Find every line containing the word "Interest" and report the count, nothing more.

##### Task inputs #####

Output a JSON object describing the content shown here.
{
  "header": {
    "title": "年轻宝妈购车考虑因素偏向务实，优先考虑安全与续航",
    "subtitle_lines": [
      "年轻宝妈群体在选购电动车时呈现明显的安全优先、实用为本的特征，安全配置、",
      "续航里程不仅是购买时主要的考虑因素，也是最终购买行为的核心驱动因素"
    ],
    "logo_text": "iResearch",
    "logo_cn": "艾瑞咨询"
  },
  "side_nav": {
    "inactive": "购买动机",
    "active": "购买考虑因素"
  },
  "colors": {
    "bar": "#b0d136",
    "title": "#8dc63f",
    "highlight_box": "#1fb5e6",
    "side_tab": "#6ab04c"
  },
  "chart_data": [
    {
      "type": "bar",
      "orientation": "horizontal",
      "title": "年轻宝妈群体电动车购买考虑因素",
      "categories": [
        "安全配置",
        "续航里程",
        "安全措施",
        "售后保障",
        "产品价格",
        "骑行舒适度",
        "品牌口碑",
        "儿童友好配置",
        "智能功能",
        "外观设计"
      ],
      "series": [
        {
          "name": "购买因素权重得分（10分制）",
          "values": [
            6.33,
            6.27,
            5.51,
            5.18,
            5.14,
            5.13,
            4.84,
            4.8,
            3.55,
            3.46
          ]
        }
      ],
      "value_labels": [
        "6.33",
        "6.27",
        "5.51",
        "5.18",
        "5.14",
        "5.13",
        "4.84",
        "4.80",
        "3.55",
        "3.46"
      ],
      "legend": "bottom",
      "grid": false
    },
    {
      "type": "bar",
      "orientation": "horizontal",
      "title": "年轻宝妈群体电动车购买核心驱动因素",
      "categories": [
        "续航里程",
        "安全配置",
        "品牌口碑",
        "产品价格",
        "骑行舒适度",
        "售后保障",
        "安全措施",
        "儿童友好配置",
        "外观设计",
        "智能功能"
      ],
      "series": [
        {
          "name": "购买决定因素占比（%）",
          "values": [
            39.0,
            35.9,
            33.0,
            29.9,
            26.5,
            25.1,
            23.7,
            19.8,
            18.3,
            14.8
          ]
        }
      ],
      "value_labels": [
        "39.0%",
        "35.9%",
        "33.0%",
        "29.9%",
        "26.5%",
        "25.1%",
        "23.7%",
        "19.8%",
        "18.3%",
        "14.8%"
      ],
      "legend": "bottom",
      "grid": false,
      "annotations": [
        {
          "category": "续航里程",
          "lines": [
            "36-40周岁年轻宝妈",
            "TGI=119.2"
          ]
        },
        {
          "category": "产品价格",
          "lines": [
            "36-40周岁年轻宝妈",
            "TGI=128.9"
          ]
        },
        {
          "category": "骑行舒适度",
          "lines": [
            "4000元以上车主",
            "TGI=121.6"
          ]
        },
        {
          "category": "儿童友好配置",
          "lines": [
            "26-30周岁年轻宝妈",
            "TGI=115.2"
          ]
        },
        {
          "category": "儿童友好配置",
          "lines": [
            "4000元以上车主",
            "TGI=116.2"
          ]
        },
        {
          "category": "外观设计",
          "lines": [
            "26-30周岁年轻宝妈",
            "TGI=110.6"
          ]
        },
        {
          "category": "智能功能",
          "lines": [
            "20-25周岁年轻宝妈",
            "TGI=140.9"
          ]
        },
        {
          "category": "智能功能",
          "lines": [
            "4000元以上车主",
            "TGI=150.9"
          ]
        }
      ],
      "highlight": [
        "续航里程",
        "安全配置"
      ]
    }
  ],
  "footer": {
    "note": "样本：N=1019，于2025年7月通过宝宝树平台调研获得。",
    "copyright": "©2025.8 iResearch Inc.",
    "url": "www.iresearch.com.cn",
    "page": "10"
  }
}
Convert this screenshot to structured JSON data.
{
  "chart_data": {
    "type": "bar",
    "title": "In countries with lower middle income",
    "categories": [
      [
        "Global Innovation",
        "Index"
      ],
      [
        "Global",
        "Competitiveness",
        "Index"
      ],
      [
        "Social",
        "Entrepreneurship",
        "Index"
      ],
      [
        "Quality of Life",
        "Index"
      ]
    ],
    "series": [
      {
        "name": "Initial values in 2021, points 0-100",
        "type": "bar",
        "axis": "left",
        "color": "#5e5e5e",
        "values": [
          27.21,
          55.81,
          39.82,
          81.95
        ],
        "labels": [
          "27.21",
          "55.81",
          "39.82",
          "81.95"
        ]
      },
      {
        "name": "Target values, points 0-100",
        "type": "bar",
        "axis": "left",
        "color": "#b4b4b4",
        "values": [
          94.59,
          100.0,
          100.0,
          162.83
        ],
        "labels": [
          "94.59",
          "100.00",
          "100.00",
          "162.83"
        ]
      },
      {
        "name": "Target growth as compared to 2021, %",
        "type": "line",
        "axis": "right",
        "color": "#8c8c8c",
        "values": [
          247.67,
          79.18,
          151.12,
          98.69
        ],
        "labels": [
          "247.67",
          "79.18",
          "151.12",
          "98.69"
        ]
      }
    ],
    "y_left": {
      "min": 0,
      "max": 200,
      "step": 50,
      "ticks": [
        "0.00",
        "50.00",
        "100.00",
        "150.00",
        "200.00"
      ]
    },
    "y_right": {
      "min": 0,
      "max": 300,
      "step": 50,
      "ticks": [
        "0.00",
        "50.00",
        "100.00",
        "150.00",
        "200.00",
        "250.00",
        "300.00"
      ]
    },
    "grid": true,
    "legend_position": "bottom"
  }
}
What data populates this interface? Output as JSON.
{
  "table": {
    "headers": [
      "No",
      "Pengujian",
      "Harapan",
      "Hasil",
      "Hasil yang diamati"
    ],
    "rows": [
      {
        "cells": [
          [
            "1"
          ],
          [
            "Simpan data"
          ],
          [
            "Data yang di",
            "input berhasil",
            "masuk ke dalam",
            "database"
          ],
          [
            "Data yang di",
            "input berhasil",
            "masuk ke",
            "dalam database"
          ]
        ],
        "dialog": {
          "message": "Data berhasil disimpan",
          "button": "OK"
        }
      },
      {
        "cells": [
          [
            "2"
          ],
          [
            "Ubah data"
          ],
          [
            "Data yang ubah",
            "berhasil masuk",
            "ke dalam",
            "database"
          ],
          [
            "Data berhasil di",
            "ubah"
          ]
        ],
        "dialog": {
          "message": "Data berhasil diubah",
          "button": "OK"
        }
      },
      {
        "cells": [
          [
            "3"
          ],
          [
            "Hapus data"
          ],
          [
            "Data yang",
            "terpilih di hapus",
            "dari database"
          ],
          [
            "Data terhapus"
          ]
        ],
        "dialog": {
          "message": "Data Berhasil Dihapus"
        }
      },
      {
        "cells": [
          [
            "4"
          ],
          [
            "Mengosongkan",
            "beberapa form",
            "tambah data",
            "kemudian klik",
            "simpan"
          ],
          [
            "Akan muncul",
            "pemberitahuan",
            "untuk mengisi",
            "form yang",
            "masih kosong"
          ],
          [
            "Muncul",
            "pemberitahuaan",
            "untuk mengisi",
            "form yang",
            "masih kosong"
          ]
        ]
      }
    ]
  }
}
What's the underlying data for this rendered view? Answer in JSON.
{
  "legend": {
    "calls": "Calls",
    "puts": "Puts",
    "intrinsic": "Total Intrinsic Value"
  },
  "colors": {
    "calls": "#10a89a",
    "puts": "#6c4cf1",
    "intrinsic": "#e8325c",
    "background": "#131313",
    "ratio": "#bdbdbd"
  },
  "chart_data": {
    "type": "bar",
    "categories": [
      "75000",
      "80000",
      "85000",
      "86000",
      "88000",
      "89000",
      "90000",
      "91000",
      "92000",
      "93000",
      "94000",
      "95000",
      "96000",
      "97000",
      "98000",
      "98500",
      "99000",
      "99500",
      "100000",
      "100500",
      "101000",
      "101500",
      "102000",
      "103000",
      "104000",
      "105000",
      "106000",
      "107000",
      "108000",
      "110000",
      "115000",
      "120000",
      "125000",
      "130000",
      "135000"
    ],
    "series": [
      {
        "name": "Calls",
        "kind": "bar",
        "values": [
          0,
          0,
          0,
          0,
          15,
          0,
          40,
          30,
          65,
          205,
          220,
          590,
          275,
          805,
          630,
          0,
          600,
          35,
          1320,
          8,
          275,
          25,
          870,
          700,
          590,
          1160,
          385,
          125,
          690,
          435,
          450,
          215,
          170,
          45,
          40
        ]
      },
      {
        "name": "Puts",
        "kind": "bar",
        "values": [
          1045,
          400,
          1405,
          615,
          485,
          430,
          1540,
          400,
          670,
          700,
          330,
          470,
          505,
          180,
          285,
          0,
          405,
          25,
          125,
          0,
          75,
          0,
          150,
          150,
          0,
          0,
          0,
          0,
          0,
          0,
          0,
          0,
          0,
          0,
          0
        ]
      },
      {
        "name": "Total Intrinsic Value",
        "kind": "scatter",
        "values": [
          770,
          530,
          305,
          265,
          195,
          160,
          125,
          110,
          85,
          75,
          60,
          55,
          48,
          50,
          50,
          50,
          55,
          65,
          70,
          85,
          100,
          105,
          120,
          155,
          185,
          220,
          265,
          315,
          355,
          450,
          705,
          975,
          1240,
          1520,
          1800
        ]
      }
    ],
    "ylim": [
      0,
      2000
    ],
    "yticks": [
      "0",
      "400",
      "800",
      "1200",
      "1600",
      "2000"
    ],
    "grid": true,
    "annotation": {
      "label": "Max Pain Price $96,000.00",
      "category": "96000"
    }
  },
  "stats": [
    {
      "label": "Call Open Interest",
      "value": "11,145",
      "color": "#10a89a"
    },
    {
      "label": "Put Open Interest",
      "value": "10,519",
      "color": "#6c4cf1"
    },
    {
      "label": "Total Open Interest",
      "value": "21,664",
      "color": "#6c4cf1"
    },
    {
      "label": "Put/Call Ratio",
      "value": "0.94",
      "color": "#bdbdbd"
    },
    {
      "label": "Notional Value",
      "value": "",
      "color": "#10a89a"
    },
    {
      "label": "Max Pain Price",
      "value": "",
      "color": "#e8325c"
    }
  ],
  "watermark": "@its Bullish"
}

#####

→ Solution for this exercise:
3